◆ **Work instructions**
Work out how many lines of the listing hold "text", then state only that count.
_ _ _ _ _ _ _
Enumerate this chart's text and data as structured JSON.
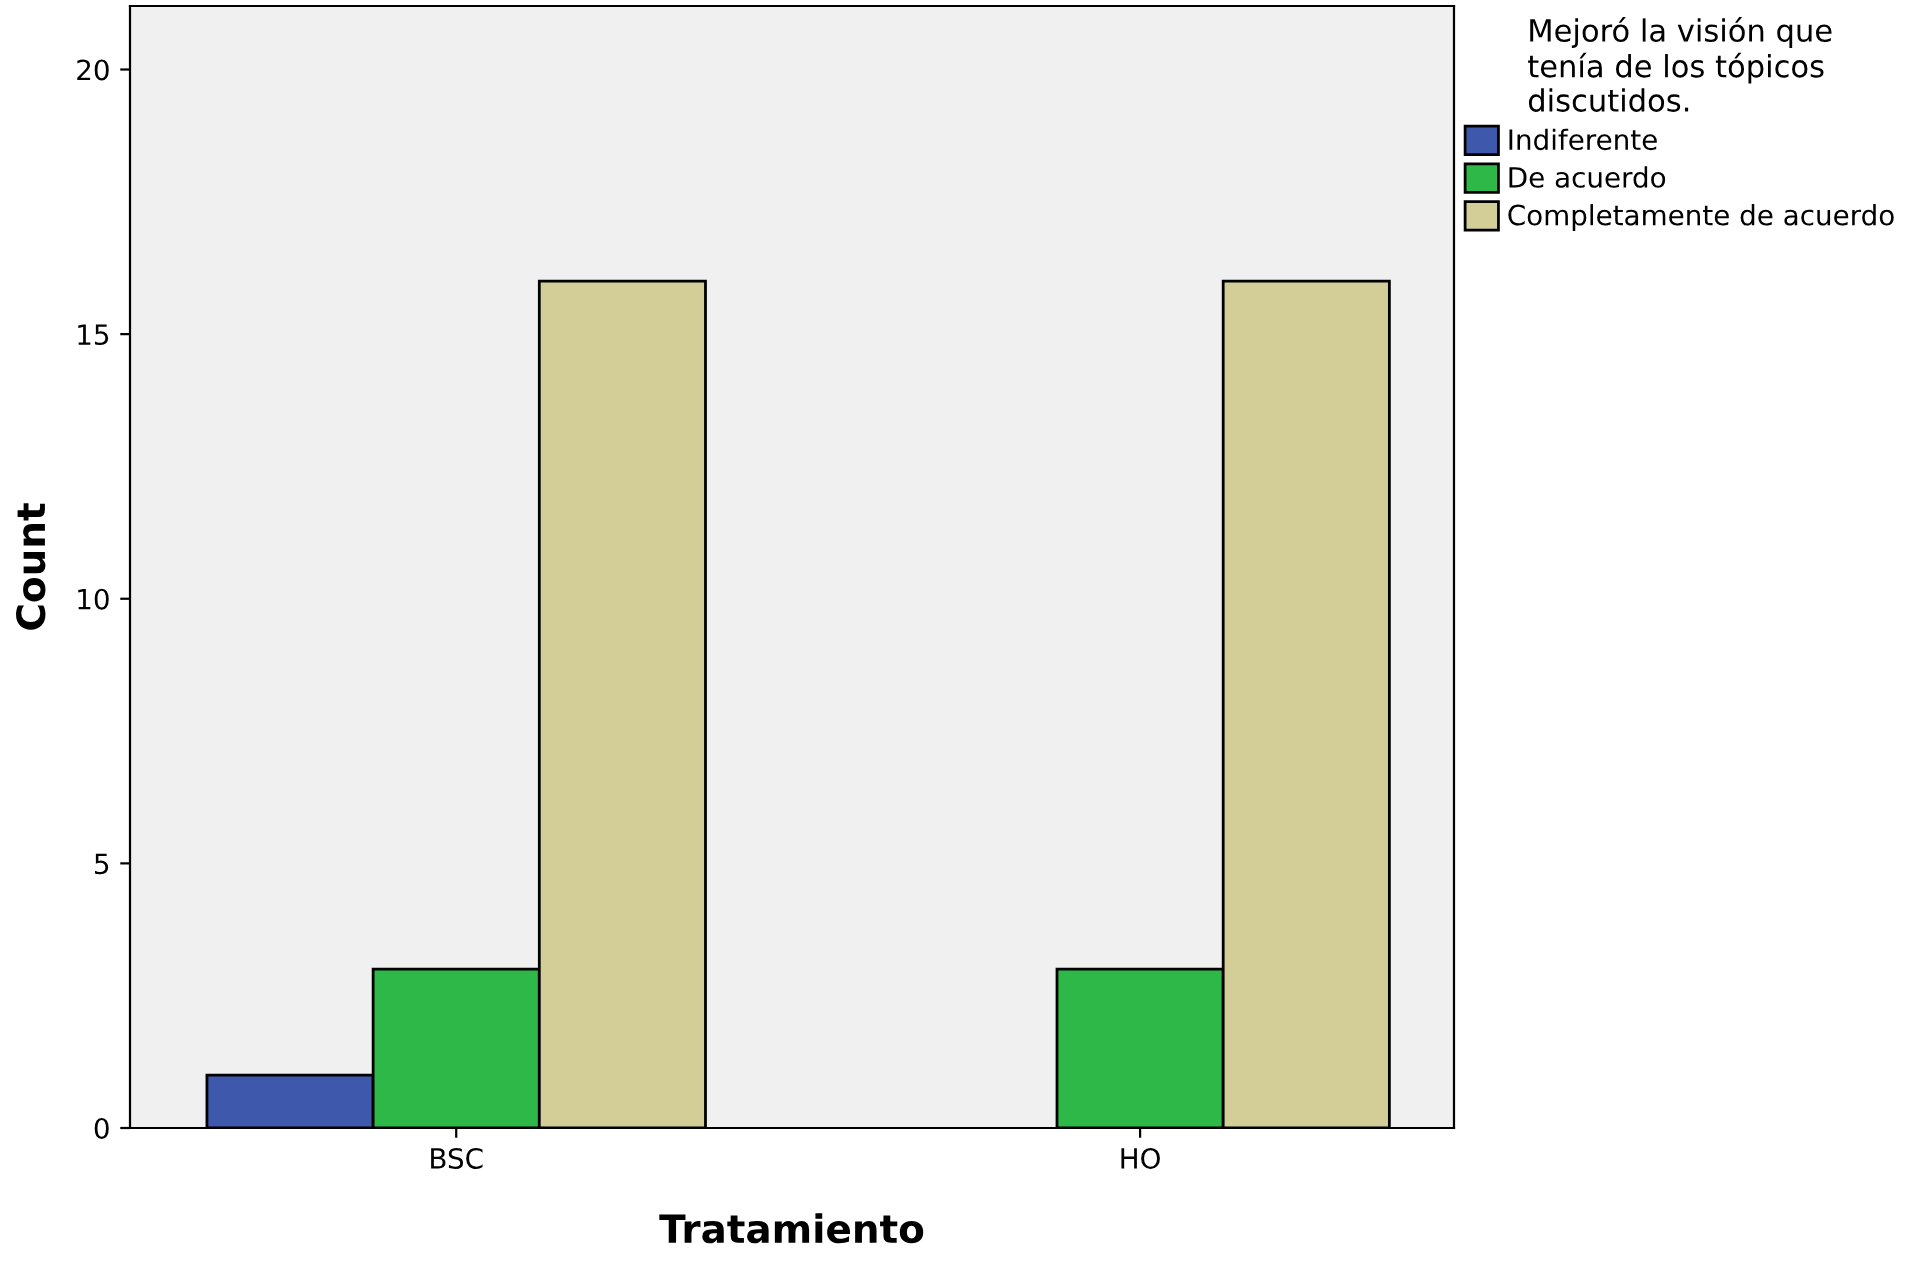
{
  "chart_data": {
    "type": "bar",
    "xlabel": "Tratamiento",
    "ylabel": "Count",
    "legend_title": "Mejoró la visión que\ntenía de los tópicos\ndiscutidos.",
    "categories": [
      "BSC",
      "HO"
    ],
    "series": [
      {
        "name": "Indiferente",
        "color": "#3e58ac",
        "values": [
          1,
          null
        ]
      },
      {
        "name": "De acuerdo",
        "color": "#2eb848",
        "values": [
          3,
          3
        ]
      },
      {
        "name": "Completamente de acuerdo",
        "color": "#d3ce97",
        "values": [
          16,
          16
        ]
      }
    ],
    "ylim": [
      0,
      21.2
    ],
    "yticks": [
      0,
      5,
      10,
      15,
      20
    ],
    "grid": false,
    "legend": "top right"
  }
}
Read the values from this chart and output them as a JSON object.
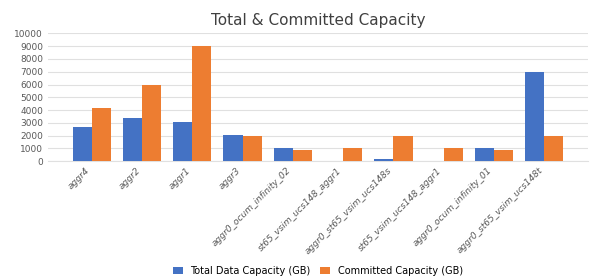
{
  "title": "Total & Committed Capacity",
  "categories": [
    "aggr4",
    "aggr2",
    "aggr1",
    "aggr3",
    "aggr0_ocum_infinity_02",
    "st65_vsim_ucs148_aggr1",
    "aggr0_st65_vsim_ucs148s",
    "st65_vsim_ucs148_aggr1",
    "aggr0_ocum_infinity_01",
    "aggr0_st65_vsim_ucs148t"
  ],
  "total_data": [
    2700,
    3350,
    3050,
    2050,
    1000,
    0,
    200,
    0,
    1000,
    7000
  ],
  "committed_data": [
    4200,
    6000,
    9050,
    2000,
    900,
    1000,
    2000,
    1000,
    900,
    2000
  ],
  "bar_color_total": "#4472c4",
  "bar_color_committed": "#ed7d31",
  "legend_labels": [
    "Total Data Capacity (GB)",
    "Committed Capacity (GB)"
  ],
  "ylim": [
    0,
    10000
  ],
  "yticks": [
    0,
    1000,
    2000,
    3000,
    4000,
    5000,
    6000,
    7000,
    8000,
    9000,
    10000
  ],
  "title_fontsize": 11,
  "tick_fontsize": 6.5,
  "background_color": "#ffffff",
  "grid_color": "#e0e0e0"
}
_ _ _ _ _ _ _
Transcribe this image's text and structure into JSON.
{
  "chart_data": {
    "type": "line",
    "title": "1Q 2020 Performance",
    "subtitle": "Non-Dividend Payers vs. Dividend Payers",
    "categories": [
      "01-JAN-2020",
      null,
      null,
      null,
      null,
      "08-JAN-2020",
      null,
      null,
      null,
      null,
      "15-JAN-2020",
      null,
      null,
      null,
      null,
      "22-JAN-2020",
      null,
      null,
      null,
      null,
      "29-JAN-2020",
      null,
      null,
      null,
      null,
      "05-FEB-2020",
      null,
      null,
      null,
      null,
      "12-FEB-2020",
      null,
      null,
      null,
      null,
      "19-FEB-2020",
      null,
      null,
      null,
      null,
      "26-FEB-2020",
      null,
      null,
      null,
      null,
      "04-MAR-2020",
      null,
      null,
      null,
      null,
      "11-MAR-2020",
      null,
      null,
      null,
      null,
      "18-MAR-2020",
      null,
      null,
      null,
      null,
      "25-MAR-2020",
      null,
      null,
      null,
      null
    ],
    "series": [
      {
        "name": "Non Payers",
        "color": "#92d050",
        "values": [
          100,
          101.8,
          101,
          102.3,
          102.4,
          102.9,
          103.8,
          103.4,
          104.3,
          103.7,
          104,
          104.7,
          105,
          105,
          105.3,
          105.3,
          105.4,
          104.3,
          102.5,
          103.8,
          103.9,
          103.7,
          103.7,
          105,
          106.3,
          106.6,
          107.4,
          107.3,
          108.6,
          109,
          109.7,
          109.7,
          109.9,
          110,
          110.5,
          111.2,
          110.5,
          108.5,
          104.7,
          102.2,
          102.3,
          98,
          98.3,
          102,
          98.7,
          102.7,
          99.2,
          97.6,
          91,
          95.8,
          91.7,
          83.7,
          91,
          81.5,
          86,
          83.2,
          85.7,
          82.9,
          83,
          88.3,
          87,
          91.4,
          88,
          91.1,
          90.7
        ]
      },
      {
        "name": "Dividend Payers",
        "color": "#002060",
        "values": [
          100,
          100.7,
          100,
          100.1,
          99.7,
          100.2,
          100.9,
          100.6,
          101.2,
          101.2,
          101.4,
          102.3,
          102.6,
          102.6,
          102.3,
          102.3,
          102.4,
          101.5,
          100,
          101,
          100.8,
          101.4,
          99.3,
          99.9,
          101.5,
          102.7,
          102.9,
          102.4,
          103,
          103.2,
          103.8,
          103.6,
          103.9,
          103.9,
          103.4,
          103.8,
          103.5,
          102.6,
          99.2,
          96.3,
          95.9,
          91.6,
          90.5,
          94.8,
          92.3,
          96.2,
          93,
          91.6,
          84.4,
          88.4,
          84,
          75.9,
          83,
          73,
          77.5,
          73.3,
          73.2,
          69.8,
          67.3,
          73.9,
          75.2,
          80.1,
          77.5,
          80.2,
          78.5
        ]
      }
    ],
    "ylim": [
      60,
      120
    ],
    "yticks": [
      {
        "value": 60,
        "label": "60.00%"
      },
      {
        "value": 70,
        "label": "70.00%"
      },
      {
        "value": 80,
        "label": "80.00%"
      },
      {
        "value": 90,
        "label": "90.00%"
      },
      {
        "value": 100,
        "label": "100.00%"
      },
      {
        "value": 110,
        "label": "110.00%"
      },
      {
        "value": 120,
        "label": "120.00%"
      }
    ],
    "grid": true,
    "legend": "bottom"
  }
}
_ _ _ _ _ _ _
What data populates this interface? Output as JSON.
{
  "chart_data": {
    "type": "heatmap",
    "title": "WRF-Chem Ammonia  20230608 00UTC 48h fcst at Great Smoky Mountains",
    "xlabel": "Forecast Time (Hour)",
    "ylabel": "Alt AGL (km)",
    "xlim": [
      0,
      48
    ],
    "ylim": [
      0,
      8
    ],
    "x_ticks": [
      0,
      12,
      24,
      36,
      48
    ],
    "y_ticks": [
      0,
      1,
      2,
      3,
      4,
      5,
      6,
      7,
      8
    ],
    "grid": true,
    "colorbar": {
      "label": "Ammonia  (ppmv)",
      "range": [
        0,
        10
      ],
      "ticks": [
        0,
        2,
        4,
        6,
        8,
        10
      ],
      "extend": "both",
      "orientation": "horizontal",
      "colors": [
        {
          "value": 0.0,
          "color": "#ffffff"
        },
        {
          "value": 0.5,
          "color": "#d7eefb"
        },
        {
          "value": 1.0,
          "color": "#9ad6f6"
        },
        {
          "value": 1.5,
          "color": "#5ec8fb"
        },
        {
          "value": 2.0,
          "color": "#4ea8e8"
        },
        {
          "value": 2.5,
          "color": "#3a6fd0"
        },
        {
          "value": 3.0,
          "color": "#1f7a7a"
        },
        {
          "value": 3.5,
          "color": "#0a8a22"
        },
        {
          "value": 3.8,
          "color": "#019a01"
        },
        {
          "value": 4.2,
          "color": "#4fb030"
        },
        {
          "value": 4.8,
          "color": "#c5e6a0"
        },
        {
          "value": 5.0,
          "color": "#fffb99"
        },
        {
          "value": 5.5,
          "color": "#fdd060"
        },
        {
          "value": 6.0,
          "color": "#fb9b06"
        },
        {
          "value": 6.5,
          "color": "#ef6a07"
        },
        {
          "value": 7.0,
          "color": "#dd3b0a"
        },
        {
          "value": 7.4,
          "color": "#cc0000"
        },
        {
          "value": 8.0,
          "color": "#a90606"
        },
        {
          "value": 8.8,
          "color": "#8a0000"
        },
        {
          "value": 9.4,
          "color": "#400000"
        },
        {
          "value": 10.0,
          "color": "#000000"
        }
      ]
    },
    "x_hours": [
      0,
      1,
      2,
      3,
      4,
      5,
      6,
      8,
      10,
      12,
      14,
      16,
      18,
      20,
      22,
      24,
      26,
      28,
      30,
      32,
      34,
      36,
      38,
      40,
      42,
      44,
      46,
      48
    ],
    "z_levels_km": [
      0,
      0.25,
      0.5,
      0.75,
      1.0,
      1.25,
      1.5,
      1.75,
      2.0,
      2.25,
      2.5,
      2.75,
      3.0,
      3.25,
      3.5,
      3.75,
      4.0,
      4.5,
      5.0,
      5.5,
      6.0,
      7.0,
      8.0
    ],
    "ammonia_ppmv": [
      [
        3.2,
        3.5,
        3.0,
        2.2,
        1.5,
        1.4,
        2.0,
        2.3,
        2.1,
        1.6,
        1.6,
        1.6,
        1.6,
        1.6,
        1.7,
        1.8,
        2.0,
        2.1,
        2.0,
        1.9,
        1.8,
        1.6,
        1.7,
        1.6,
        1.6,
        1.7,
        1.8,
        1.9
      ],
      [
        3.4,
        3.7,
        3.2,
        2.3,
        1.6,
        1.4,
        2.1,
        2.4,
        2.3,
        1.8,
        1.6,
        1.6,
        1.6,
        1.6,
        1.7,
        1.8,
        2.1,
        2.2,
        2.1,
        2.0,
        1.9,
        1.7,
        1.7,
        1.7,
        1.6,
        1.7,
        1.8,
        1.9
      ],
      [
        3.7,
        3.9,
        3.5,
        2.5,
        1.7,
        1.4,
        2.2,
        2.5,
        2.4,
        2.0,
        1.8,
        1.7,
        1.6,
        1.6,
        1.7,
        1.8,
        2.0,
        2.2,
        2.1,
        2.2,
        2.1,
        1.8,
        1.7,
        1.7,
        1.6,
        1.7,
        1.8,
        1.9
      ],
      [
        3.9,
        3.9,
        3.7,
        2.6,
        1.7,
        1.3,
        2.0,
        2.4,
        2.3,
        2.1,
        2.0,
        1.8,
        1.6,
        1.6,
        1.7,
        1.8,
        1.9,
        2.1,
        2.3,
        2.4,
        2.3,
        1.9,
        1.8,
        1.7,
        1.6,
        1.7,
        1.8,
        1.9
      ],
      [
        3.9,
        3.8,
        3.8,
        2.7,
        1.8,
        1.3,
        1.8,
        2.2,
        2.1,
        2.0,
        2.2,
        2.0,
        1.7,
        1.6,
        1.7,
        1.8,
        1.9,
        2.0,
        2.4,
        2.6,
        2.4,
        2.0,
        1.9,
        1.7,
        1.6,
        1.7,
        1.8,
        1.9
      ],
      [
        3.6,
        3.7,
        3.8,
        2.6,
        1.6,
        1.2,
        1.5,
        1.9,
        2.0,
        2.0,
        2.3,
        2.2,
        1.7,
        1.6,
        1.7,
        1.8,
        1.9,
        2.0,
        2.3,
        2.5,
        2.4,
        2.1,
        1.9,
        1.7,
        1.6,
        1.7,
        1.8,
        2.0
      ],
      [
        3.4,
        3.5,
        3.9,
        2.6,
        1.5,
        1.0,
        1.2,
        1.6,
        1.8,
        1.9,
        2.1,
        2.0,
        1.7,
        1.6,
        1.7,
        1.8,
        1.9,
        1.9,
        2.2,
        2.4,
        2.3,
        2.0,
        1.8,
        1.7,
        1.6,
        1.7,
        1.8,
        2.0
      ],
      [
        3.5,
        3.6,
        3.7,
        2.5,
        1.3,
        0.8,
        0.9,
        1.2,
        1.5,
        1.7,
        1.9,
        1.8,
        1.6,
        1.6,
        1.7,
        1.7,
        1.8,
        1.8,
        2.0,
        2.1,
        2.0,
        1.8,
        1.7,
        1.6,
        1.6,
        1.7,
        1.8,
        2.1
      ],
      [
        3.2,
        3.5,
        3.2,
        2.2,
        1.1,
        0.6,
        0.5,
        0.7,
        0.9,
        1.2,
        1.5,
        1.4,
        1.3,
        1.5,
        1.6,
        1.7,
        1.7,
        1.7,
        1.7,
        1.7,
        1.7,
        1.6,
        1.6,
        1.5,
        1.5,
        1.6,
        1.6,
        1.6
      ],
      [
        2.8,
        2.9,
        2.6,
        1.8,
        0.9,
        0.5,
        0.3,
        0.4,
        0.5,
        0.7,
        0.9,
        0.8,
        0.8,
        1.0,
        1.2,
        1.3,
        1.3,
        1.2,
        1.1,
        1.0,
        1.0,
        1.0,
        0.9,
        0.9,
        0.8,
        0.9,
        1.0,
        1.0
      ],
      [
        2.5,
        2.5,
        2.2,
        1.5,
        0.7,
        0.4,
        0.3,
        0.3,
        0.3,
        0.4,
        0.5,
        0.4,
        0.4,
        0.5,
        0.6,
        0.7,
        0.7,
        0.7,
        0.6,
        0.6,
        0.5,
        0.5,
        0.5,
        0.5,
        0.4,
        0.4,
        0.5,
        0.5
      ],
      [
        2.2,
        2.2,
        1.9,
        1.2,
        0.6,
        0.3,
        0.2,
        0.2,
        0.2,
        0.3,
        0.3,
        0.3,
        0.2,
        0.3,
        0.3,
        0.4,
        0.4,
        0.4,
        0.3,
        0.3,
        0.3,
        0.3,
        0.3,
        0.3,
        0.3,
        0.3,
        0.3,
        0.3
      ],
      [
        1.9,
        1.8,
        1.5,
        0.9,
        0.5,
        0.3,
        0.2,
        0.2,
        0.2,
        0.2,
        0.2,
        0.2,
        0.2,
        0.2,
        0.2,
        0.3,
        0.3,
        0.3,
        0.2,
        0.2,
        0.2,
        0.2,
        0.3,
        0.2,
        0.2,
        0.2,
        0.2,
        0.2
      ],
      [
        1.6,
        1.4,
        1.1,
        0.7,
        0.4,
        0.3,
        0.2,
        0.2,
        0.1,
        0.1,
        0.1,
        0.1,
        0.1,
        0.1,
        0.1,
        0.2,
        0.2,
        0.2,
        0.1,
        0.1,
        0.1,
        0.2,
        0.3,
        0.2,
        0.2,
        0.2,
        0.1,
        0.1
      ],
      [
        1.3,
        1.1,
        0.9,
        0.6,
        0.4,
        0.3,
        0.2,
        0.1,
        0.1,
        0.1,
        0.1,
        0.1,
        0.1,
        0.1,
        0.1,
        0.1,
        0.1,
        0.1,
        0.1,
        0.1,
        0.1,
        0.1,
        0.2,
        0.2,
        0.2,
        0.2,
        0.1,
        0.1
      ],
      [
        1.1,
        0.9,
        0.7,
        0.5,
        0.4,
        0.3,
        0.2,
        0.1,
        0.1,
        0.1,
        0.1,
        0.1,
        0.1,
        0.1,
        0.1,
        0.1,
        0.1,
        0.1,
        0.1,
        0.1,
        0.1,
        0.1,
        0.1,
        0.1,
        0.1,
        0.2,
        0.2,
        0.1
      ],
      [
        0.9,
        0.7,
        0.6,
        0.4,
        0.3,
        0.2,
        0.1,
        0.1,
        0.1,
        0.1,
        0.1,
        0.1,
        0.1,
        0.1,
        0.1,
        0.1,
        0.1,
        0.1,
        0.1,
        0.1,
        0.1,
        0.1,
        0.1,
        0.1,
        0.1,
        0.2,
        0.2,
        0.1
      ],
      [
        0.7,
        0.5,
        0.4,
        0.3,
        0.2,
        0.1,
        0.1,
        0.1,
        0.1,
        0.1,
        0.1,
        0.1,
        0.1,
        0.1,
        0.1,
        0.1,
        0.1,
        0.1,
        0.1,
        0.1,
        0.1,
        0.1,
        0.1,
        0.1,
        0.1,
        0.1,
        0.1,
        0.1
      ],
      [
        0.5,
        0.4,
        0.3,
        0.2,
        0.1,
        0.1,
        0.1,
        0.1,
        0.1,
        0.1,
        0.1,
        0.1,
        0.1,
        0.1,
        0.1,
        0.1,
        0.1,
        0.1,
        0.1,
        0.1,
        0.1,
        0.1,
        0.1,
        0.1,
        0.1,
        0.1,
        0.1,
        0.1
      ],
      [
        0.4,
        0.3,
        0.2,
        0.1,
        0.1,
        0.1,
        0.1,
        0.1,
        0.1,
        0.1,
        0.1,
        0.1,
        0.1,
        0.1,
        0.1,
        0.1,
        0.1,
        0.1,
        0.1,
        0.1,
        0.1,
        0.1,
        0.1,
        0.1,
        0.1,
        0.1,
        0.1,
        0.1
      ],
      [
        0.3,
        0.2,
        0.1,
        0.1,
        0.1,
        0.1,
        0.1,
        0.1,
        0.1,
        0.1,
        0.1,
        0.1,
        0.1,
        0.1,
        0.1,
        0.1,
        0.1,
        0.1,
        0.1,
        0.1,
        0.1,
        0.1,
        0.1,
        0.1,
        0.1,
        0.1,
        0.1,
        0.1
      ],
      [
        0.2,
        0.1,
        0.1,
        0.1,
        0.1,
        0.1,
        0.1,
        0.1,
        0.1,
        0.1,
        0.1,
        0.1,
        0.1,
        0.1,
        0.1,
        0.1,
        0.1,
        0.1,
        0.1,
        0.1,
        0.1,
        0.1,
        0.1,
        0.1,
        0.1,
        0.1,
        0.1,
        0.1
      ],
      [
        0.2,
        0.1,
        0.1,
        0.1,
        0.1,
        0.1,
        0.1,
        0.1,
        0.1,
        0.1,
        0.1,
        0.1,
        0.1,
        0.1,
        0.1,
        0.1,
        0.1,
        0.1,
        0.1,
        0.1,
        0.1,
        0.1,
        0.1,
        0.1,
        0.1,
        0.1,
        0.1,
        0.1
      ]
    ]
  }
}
_ _ _ _ _ _ _
◆ **Result of this task**
2